Provided information ->
++++++++++

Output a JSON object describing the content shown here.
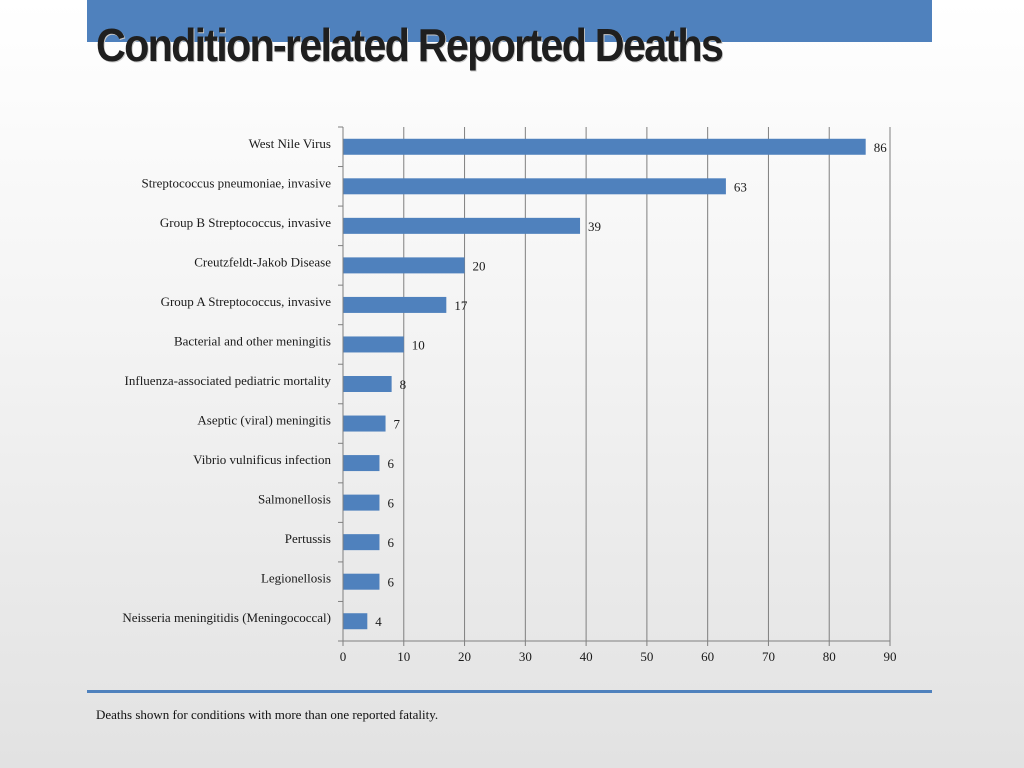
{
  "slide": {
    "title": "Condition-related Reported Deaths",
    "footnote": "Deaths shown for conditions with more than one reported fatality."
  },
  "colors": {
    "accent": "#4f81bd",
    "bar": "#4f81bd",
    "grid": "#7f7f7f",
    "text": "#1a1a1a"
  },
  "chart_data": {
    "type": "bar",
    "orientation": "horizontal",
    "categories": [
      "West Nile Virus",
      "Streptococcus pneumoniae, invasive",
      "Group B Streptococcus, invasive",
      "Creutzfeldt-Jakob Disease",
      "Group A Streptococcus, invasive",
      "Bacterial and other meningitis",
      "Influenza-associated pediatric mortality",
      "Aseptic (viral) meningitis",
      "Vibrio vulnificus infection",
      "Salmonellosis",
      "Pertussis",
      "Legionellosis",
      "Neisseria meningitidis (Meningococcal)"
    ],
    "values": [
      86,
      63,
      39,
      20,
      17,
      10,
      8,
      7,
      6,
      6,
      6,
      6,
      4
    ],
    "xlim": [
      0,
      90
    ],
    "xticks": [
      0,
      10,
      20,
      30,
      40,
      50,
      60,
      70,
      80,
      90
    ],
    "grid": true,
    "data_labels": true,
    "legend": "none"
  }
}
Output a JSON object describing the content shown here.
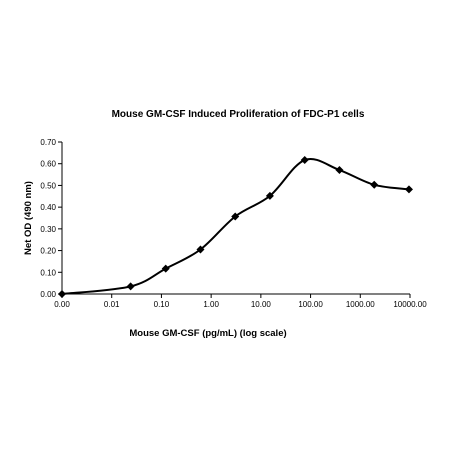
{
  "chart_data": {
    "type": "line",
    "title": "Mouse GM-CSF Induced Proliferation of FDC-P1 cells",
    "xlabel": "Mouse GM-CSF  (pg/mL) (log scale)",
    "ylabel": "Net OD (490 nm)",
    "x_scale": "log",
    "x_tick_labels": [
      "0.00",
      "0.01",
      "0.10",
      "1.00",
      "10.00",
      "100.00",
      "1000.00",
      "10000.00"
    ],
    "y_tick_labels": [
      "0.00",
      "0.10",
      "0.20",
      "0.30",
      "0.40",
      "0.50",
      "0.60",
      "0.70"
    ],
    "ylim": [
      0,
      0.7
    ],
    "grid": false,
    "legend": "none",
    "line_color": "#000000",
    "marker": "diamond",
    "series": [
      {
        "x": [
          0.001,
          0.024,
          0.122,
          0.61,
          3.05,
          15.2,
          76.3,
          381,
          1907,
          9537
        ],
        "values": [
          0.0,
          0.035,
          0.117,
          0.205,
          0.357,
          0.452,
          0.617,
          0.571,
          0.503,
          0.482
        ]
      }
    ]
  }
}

++++++++++

Work instruction -> Although the records hold pictures, return only what remains, word for word.

Exercise response ->
Output a JSON object describing the content shown here.
{
  "slide": {
    "title": "Condition-related Reported Deaths",
    "footnote": "Deaths shown for conditions with more than one reported fatality."
  },
  "colors": {
    "accent": "#4f81bd",
    "bar": "#4f81bd",
    "grid": "#7f7f7f",
    "text": "#1a1a1a"
  },
  "chart_data": {
    "type": "bar",
    "orientation": "horizontal",
    "categories": [
      "West Nile Virus",
      "Streptococcus pneumoniae, invasive",
      "Group B Streptococcus, invasive",
      "Creutzfeldt-Jakob Disease",
      "Group A Streptococcus, invasive",
      "Bacterial and other meningitis",
      "Influenza-associated pediatric mortality",
      "Aseptic (viral) meningitis",
      "Vibrio vulnificus infection",
      "Salmonellosis",
      "Pertussis",
      "Legionellosis",
      "Neisseria meningitidis (Meningococcal)"
    ],
    "values": [
      86,
      63,
      39,
      20,
      17,
      10,
      8,
      7,
      6,
      6,
      6,
      6,
      4
    ],
    "xlim": [
      0,
      90
    ],
    "xticks": [
      0,
      10,
      20,
      30,
      40,
      50,
      60,
      70,
      80,
      90
    ],
    "grid": true,
    "data_labels": true,
    "legend": "none"
  }
}
Output a JSON object describing the content shown here.
{
  "chart_data": {
    "type": "line",
    "title": "Mouse GM-CSF Induced Proliferation of FDC-P1 cells",
    "xlabel": "Mouse GM-CSF  (pg/mL) (log scale)",
    "ylabel": "Net OD (490 nm)",
    "x_scale": "log",
    "x_tick_labels": [
      "0.00",
      "0.01",
      "0.10",
      "1.00",
      "10.00",
      "100.00",
      "1000.00",
      "10000.00"
    ],
    "y_tick_labels": [
      "0.00",
      "0.10",
      "0.20",
      "0.30",
      "0.40",
      "0.50",
      "0.60",
      "0.70"
    ],
    "ylim": [
      0,
      0.7
    ],
    "grid": false,
    "legend": "none",
    "line_color": "#000000",
    "marker": "diamond",
    "series": [
      {
        "x": [
          0.001,
          0.024,
          0.122,
          0.61,
          3.05,
          15.2,
          76.3,
          381,
          1907,
          9537
        ],
        "values": [
          0.0,
          0.035,
          0.117,
          0.205,
          0.357,
          0.452,
          0.617,
          0.571,
          0.503,
          0.482
        ]
      }
    ]
  }
}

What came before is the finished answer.